SUPPLIED DATA:

※

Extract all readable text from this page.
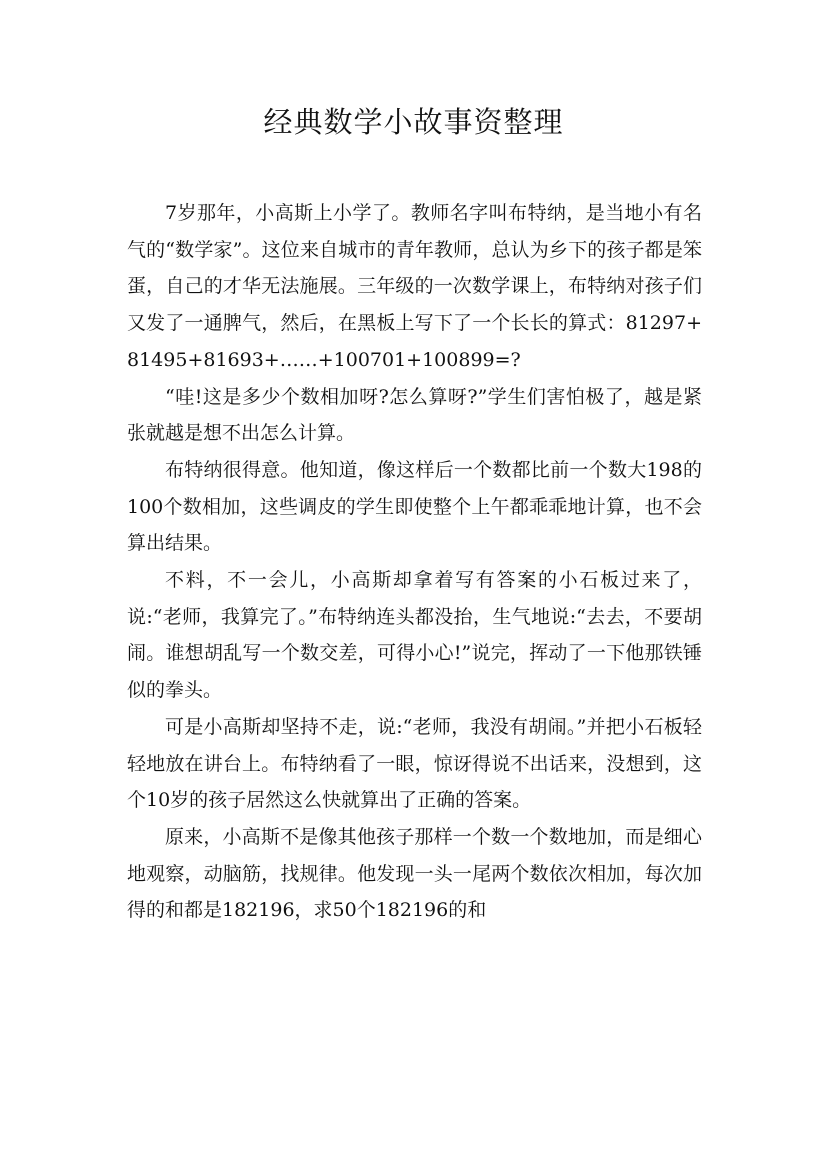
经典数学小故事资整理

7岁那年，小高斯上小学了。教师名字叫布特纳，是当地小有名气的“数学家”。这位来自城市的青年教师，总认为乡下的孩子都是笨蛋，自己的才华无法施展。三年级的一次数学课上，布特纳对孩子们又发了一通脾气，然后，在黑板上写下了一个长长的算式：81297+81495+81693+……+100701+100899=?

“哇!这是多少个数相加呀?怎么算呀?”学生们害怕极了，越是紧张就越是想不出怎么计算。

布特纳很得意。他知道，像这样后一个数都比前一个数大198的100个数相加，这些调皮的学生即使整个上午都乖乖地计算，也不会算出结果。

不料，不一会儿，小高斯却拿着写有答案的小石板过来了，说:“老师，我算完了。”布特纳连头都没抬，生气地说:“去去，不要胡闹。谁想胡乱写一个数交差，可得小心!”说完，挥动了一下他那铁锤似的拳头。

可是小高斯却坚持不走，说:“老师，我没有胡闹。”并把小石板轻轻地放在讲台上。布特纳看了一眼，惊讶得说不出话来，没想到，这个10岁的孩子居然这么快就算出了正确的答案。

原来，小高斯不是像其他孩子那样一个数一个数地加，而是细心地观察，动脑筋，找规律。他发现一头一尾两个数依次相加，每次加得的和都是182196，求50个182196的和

※

THE REQUEST: Give back each entry exactly as it appears, with no pictures.

RESPONSE FOR THIS EXERCISE:
Extract all readable text from this page.
经典数学小故事资整理

7岁那年，小高斯上小学了。教师名字叫布特纳，是当地小有名气的“数学家”。这位来自城市的青年教师，总认为乡下的孩子都是笨蛋，自己的才华无法施展。三年级的一次数学课上，布特纳对孩子们又发了一通脾气，然后，在黑板上写下了一个长长的算式：81297+81495+81693+……+100701+100899=?

“哇!这是多少个数相加呀?怎么算呀?”学生们害怕极了，越是紧张就越是想不出怎么计算。

布特纳很得意。他知道，像这样后一个数都比前一个数大198的100个数相加，这些调皮的学生即使整个上午都乖乖地计算，也不会算出结果。

不料，不一会儿，小高斯却拿着写有答案的小石板过来了，说:“老师，我算完了。”布特纳连头都没抬，生气地说:“去去，不要胡闹。谁想胡乱写一个数交差，可得小心!”说完，挥动了一下他那铁锤似的拳头。

可是小高斯却坚持不走，说:“老师，我没有胡闹。”并把小石板轻轻地放在讲台上。布特纳看了一眼，惊讶得说不出话来，没想到，这个10岁的孩子居然这么快就算出了正确的答案。

原来，小高斯不是像其他孩子那样一个数一个数地加，而是细心地观察，动脑筋，找规律。他发现一头一尾两个数依次相加，每次加得的和都是182196，求50个182196的和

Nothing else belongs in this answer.